_EXTRACT TO READ_
WINNER OF THE 2021 SCOTIABANK GILLER PRIZE
LONGLISTED FOR THE 2023 DUBLIN LITERARY AWARD
NATIONAL BESTSELLER
From the widely acclaimed author of American War: a new novel--beautifully written, unrelentingly dramatic, and profoundly moving--that brings the global refugee crisis down to the level of a child's eyes.
More bodies have washed up on the shores of a small island. Another over-filled, ill-equipped, dilapidated ship has sunk under the weight of its too many passengers: Syrians, Ethiopians, Egyptians, Lebanese, Palestinians, all of them desperate to escape untenable lives in their homelands. And only one has made the passage: nine-year-old Amir, a Syrian boy who has the good fortune to fall into the hands not of the officials but of Vanna: a teenage girl, native to the island, who lives inside her own sense of homelessness in a place and among people she has come to disdain. And though she and the boy are complete strangers, though they don't speak a common language, she determines to do whatever it takes to save him.
In alternating chapters, we learn the story of the boy's life and how he came to be on the boat; and we follow the girl and boy as they make their way toward a vision of safety. But as the novel unfurls, we begin to understand that this is not merely the story of two children finding their way through a hostile world, it is the story of our collective moment in this time: of empathy and indifference, of hope and despair--and of the way each of those things can blind us to reality, or guide us to a better one.
OMAR EL AKKAD is the author of American War. Born in Cairo, Egypt, he was raised in Doha, Qatar, until he moved to Canada with his family. He is an award-winning journalist and author who has covered the NATO-led war in Afghanistan, the military trials at Guantanomo Bay, the Arab Spring revolution in Egypt, the Black Lives Matter movement in Ferguson, Missouri, and many other of the most important events of the last decade. Formerly of the Globe and Mail, he is the recipient of Canada's National Newspaper Award for investigative reporting and the Goff Penny Memorial Prize for Young Canadian Journalists, as well as three National Magazine Award honourable mentions. He lives in Portland, Oregon.
Winner of the 2021 Scotiabank Giller Prize
“[What Strange Paradise] is so gripping a page-turner that its brutal message feels organic and never lecture-ish. Through wisdom imparted by various characters, the reader receives new perspectives; the privileged Western reader in particular is confronted with him-or herself in an uncomfortable way.” —Globe and Mail
"Extraordinary. . . . Told from the point of view of two children, on the ground and at sea, the story so astutely unpacks the us-versus-them dynamics of our divided world that it deserves to be an instant classic. I haven't loved a book this much in a long time." —New York Times Book Review
"Riveting. . . . Nothing I've read before has given me such a visceral sense of the grisly predicament confronted by millions of people expelled from their homes by conflict and climate change. Though What Strange Paradise celebrates a few radical acts of compassion, it does so only by placing those moments of moral courage against a vast ocean of cruelty." —Washington Post
“El Akkad's biggest accomplishment with What Strange Paradise is that it manages to push past political talking points and shocking statistics to rehumanize the discussion about migration on a global scale, and it does so with enough heart to be memorable.” — NPR
“What Strange Paradise is by turns tender and brutal in its truths. It is tremendously written, propulsive as it is expansive as it is granular in its specificities. Omar El Akkad writes with such emotional precision, power, and grace. Here we get the wondrousness of children set in sharp relief against a backdrop of the all too common dehumanization then dismissal of refugees everywhere. The book devastates and uplifts, somehow, and we are not left with hope—that isn’t the point—but asked to witness, to see what is here, with clarity, and with fullness of heart.”

_ENTRIES SHOWN_
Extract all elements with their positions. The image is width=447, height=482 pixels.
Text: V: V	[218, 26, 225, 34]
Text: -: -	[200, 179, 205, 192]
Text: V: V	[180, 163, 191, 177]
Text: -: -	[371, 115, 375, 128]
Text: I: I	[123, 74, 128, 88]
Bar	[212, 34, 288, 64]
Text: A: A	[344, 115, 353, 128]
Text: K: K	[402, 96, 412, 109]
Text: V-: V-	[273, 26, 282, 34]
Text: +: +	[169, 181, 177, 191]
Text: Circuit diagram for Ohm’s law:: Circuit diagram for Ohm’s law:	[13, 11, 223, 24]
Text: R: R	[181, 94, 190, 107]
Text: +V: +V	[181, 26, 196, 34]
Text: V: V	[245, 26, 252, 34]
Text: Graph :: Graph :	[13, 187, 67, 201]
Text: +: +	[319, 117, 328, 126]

_TASK LIST_
- A) Repeat the stretch of the book description from "OMAR EL AKKAD is" through "in Portland, Oregon.", swapping "Portland" for "Seattle".
- B) Convert every row under Block 1 into a JSON list of strings, one string per line, with blank lines omitted.

_SOLUTIONS_
- A)
OMAR EL AKKAD is the author of American War. Born in Cairo, Egypt, he was raised in Doha, Qatar, until he moved to Canada with his family. He is an award-winning journalist and author who has covered the NATO-led war in Afghanistan, the military trials at Guantanomo Bay, the Arab Spring revolution in Egypt, the Black Lives Matter movement in Ferguson, Missouri, and many other of the most important events of the last decade. Formerly of the Globe and Mail, he is the recipient of Canada's National Newspaper Award for investigative reporting and the Goff Penny Memorial Prize for Young Canadian Journalists, as well as three National Magazine Award honourable mentions. He lives in Seattle, Oregon.

- B)
[
  "Extract all elements with their positions. The image is width=447, height=482 pixels.",
  "Text: V: V\t[218, 26, 225, 34]",
  "Text: -: -\t[200, 179, 205, 192]",
  "Text: V: V\t[180, 163, 191, 177]",
  "Text: -: -\t[371, 115, 375, 128]",
  "Text: I: I\t[123, 74, 128, 88]",
  "Bar\t[212, 34, 288, 64]",
  "Text: A: A\t[344, 115, 353, 128]",
  "Text: K: K\t[402, 96, 412, 109]",
  "Text: V-: V-\t[273, 26, 282, 34]",
  "Text: +: +\t[169, 181, 177, 191]",
  "Text: Circuit diagram for Ohm’s law:: Circuit diagram for Ohm’s law:\t[13, 11, 223, 24]",
  "Text: R: R\t[181, 94, 190, 107]",
  "Text: +V: +V\t[181, 26, 196, 34]",
  "Text: V: V\t[245, 26, 252, 34]",
  "Text: Graph :: Graph :\t[13, 187, 67, 201]",
  "Text: +: +\t[319, 117, 328, 126]"
]